What you are asked to do — Each line of the material below should be reproduced exactly.

▬▬▬▬▬▬▬▬▬▬

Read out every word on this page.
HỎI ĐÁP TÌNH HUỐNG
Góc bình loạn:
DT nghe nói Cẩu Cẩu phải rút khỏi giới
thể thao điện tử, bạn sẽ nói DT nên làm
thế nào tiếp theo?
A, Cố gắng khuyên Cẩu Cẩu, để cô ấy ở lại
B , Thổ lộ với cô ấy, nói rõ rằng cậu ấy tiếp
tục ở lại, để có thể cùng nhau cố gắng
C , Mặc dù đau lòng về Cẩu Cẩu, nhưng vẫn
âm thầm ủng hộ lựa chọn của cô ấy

▬▬▬▬▬▬▬▬▬▬

Task result —
Read out every word on this page.
HỎI ĐÁP TÌNH HUỐNG
Góc bình loạn:
DT nghe nói Cẩu Cẩu phải rút khỏi giới
thể thao điện tử, bạn sẽ nói DT nên làm
thế nào tiếp theo?
A, Cố gắng khuyên Cẩu Cẩu, để cô ấy ở lại
B , Thổ lộ với cô ấy, nói rõ rằng cậu ấy tiếp
tục ở lại, để có thể cùng nhau cố gắng
C , Mặc dù đau lòng về Cẩu Cẩu, nhưng vẫn
âm thầm ủng hộ lựa chọn của cô ấy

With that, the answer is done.